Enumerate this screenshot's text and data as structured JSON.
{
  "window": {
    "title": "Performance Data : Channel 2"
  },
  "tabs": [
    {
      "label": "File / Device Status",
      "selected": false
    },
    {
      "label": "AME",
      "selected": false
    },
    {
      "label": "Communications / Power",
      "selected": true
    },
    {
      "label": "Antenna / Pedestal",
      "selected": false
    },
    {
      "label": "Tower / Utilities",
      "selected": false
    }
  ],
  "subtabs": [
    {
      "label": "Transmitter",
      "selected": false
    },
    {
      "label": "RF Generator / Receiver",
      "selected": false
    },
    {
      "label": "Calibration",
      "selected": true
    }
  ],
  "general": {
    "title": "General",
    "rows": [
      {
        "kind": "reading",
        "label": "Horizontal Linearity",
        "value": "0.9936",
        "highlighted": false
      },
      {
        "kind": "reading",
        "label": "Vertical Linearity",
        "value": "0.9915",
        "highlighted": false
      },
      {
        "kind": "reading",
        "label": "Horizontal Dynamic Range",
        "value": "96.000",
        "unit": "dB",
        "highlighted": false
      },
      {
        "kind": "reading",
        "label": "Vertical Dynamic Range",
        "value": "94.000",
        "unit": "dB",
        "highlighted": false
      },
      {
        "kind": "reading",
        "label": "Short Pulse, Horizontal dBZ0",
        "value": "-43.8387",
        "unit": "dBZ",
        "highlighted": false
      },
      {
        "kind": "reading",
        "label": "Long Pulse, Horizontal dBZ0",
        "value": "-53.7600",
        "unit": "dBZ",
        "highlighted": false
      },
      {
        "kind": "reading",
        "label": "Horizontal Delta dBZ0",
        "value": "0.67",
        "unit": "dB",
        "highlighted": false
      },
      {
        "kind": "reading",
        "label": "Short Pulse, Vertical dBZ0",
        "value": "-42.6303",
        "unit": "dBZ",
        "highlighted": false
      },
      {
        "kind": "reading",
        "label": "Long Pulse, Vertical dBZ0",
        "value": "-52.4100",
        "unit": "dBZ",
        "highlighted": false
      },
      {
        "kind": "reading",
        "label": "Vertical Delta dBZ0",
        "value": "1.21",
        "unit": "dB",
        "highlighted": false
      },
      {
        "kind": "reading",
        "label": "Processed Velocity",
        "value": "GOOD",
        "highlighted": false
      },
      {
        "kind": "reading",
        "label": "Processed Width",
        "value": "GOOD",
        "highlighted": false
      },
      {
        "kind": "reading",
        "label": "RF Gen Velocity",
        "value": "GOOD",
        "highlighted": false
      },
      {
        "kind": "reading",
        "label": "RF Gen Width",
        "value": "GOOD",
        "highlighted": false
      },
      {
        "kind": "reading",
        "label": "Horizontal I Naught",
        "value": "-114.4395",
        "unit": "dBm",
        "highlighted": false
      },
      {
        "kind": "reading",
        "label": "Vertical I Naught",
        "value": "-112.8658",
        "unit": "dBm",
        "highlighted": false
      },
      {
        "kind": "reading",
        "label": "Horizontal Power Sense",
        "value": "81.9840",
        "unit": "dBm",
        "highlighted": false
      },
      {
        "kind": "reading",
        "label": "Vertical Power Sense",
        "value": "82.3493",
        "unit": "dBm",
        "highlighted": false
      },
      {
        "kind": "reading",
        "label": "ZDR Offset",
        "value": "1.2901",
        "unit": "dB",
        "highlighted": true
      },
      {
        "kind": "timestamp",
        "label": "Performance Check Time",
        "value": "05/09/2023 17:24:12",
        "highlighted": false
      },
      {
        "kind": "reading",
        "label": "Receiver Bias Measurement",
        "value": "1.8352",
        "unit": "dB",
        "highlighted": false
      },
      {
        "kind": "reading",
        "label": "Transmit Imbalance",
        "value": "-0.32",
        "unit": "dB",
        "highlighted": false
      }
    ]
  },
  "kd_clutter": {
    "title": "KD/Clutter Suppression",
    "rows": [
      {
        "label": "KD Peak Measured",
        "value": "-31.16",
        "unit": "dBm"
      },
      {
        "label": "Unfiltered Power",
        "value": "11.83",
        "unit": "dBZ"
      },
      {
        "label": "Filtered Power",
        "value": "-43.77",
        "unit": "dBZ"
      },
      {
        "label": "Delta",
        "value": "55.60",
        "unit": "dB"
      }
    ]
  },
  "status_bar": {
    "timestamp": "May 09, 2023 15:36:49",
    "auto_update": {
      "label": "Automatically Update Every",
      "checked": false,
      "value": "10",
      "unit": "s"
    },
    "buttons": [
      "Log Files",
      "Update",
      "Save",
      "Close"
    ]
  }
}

__Task brief__.
Work out how many lines in the records above contain the word "Processed", and give only that number.

__Task result__.
2